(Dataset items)
+ + + + +

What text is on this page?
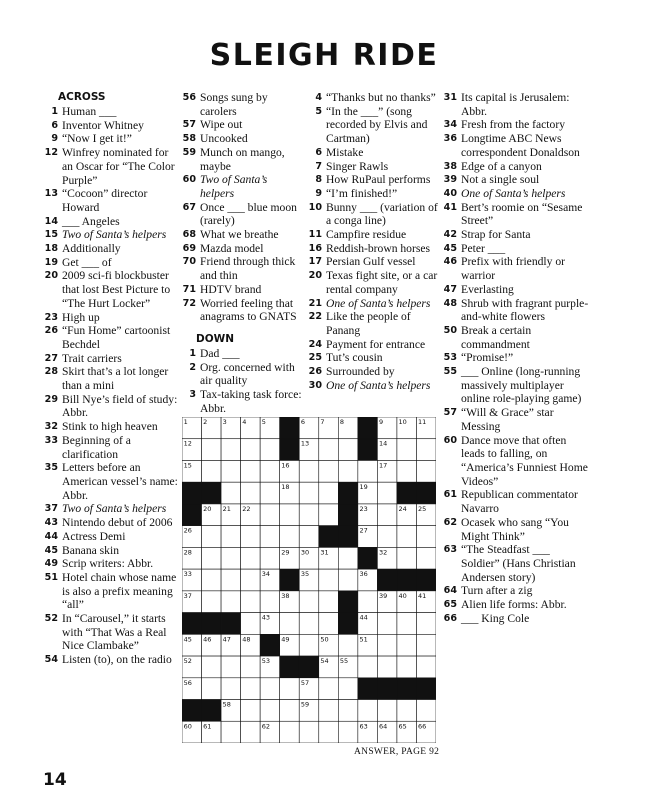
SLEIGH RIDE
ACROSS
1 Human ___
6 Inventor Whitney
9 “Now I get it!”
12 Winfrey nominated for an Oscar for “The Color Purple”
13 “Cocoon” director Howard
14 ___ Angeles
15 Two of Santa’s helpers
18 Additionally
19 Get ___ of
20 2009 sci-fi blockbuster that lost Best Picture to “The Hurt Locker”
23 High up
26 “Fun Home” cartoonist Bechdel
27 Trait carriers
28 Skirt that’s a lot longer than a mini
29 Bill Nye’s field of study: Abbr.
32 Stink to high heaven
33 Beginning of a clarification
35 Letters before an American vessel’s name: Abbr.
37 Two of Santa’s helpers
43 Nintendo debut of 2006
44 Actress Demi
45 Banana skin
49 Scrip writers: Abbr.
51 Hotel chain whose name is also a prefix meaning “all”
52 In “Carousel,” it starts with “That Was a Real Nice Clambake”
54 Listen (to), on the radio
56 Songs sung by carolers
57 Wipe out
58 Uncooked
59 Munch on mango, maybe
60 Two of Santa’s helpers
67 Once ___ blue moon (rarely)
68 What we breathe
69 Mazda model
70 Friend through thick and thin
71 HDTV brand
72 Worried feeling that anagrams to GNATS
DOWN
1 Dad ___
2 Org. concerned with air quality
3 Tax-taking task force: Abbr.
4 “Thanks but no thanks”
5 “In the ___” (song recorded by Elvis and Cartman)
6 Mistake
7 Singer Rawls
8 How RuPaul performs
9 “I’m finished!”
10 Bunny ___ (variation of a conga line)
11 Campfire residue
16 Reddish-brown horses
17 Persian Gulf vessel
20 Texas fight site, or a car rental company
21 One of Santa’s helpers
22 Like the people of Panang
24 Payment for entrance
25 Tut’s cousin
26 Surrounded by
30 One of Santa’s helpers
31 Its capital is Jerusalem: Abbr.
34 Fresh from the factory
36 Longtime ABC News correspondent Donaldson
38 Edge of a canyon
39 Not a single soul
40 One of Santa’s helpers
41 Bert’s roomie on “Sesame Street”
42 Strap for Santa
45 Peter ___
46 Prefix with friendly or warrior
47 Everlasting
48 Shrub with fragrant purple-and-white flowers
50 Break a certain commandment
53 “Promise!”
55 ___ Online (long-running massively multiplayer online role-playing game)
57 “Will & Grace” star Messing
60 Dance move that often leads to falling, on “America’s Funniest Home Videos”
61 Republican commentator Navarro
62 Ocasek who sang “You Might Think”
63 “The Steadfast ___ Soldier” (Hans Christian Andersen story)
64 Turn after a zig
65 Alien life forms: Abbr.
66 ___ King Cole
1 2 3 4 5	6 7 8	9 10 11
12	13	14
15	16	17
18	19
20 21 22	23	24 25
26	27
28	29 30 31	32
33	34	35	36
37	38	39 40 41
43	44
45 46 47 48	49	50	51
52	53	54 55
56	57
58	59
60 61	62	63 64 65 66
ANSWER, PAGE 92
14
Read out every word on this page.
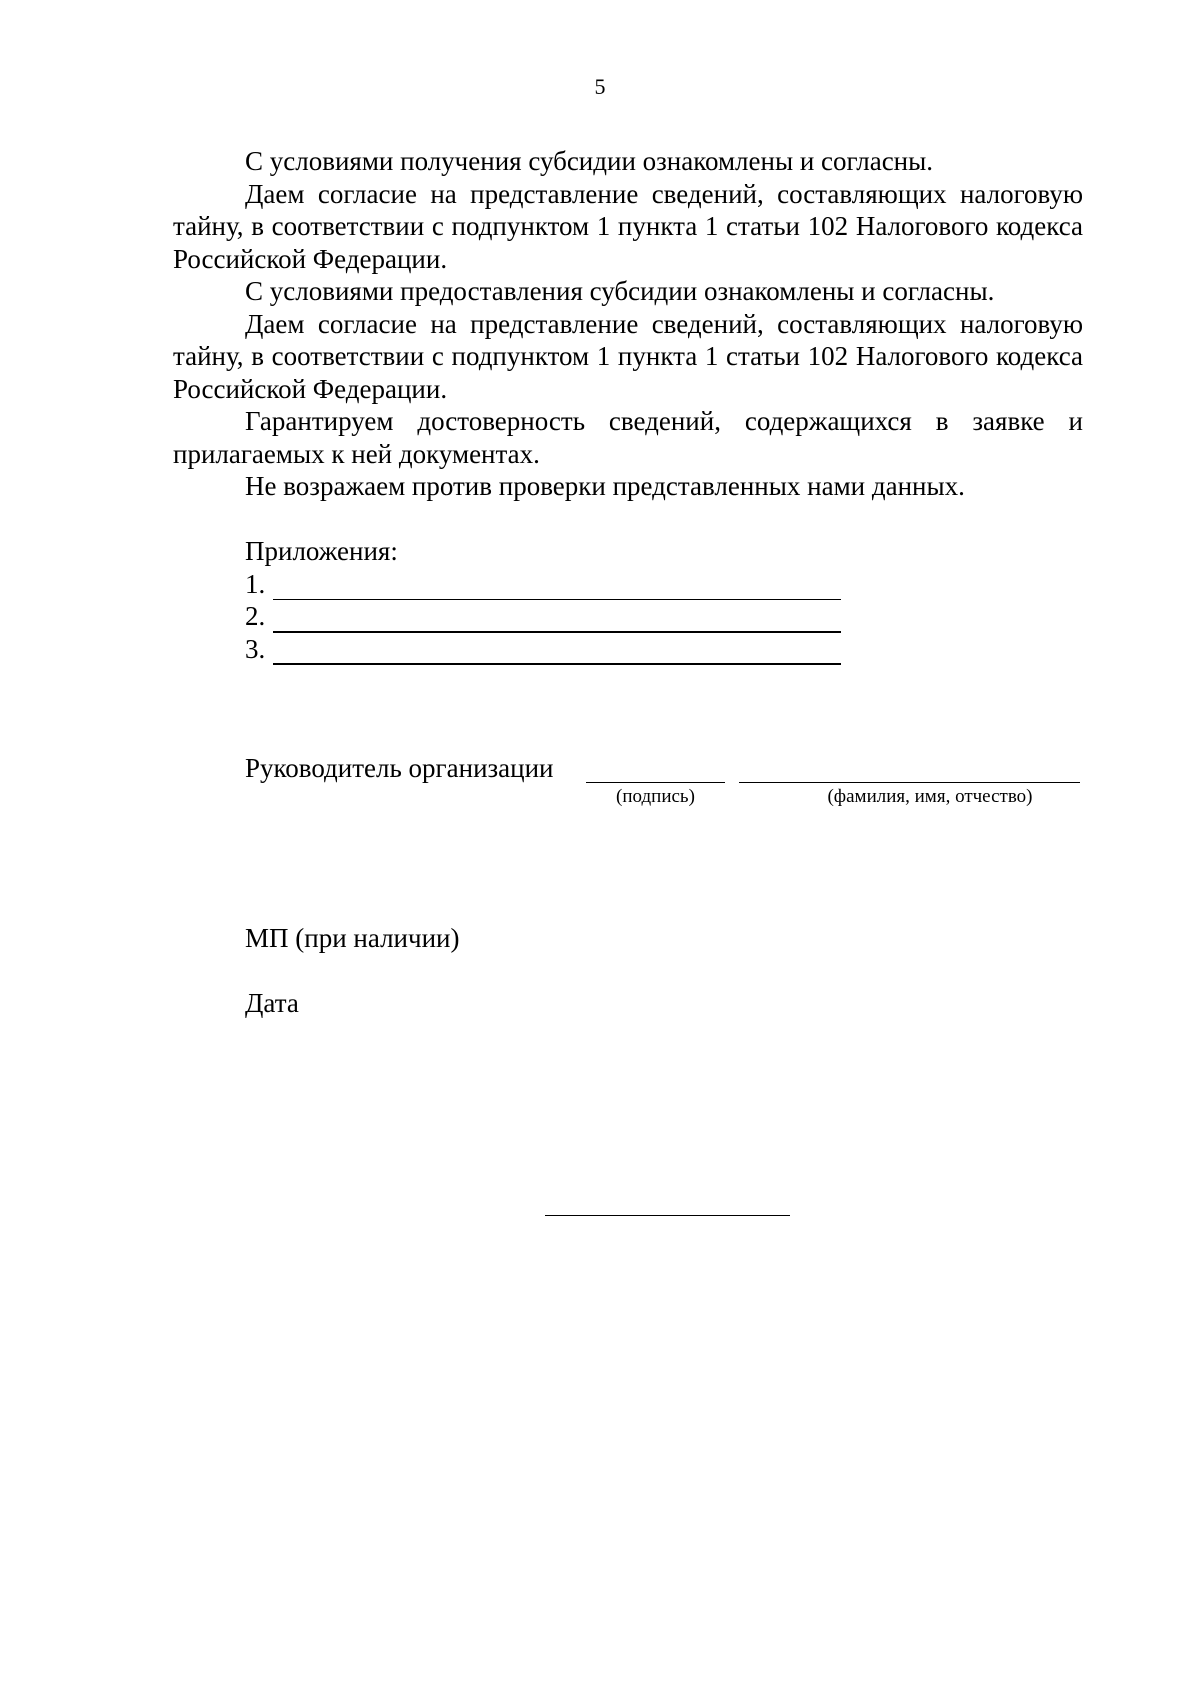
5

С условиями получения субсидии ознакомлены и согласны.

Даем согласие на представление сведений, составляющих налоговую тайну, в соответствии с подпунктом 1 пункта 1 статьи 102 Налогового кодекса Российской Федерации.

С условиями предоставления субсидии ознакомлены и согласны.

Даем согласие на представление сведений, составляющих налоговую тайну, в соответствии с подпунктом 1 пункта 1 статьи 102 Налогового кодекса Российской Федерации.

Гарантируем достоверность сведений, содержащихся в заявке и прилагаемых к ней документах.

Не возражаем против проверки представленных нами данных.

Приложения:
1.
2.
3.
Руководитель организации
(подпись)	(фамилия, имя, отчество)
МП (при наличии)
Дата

+ + + + +

__Exercise goal__.
Using the listing above, return all lines where the word "Abbr" occurs.

__Answer in full__.
29 Bill Nye’s field of study: Abbr.
35 Letters before an American vessel’s name: Abbr.
49 Scrip writers: Abbr.
3 Tax-taking task force: Abbr.
31 Its capital is Jerusalem: Abbr.
65 Alien life forms: Abbr.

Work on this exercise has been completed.